*The exercise*
Wherever a line in the data below holds "Қазақстан", copy that line.

*Material for this exercise*

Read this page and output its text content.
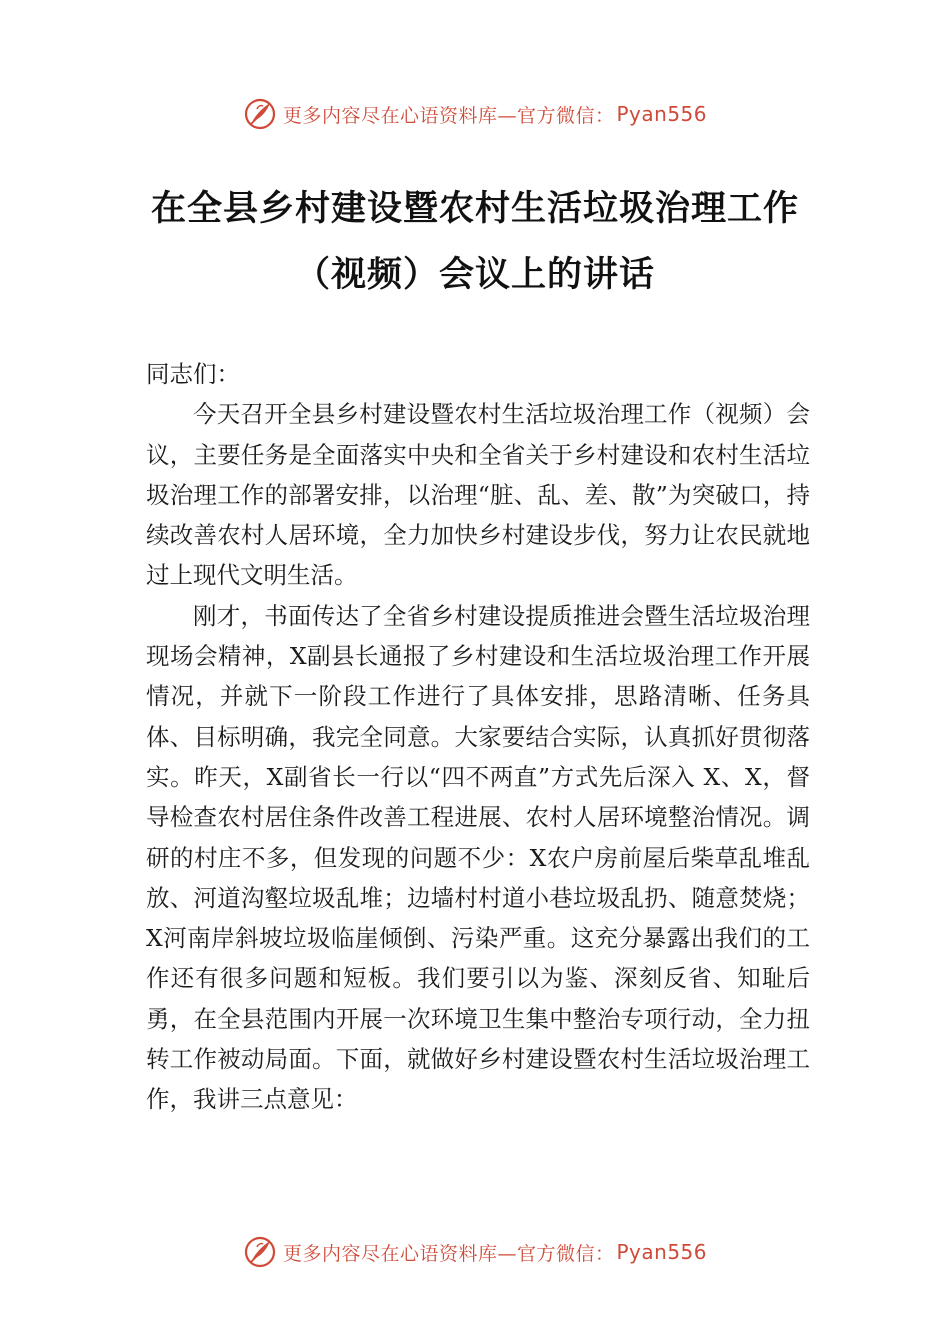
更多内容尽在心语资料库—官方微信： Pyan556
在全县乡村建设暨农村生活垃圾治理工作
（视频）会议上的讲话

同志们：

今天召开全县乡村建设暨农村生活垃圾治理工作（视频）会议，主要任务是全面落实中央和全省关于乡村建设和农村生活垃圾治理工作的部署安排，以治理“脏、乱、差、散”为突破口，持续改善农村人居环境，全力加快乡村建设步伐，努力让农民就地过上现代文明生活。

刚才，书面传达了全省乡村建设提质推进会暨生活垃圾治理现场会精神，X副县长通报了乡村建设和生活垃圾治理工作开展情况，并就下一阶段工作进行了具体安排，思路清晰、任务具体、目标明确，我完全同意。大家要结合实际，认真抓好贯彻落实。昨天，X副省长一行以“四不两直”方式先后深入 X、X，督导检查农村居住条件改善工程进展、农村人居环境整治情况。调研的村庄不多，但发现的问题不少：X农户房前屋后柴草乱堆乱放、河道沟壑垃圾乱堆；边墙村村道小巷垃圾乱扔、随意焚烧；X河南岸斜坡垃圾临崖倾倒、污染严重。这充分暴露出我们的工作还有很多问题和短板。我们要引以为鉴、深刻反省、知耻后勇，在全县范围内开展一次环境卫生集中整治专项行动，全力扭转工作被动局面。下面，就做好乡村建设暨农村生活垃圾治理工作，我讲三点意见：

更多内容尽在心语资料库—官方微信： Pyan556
...
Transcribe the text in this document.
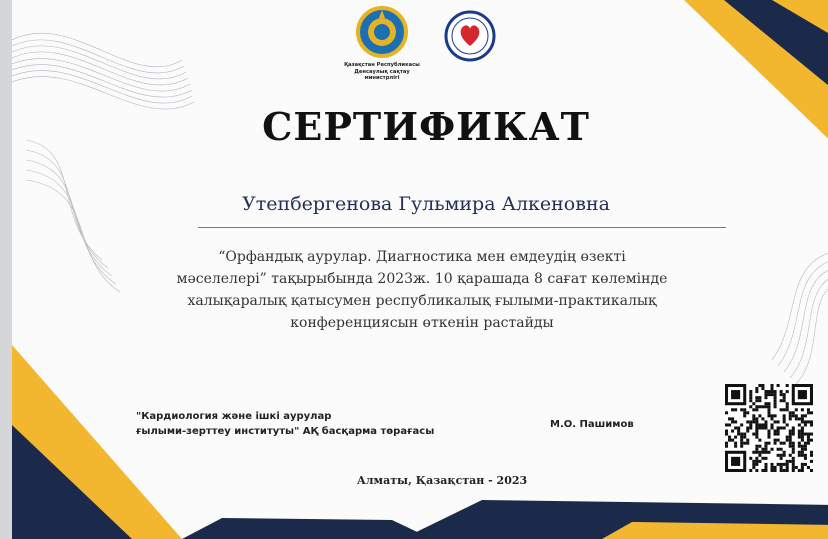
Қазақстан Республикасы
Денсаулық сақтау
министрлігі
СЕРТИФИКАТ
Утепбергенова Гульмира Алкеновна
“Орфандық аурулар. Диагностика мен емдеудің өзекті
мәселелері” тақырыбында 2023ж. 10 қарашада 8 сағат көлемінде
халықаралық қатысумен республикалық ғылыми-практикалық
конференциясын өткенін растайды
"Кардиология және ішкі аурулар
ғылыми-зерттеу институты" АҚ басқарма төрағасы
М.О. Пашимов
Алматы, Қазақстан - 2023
---
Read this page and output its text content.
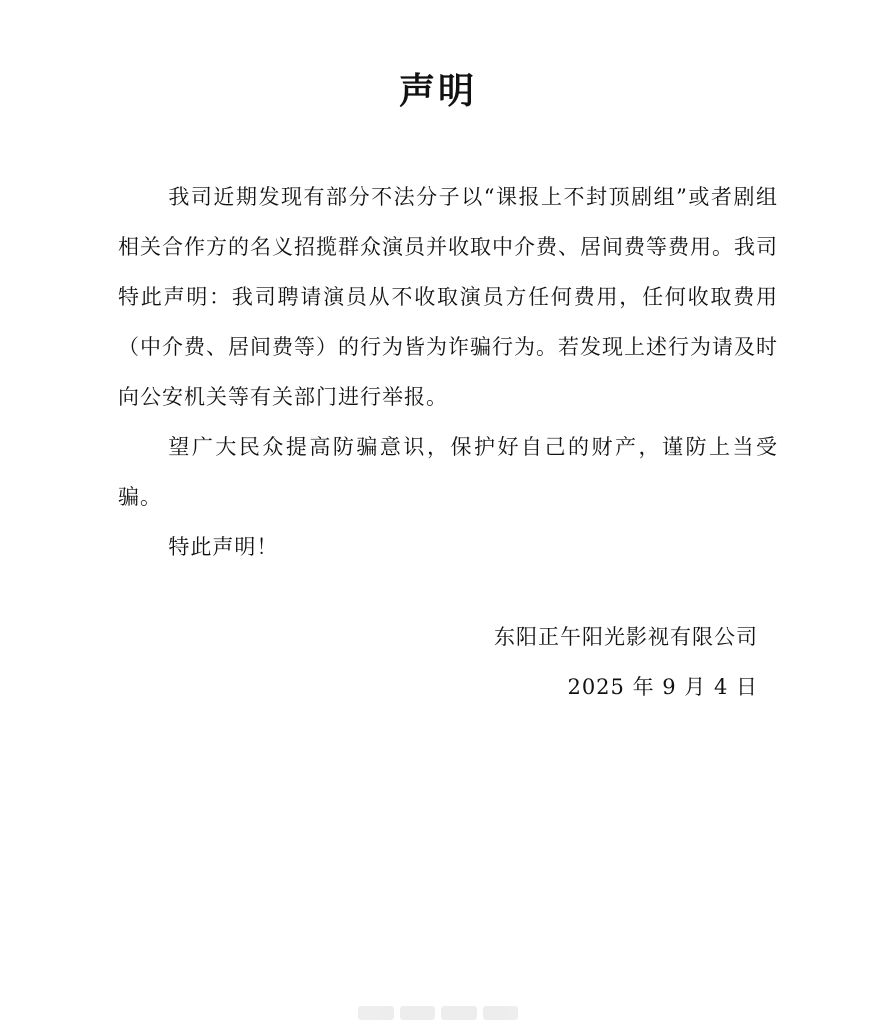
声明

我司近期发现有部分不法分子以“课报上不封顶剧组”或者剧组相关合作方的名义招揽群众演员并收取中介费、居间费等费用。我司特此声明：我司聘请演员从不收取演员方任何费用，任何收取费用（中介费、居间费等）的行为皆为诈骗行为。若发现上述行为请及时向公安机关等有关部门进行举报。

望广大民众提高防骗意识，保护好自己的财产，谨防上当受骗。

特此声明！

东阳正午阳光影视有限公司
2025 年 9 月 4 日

*Correct answer*
Қазақстан Республикасы
Алматы, Қазақстан - 2023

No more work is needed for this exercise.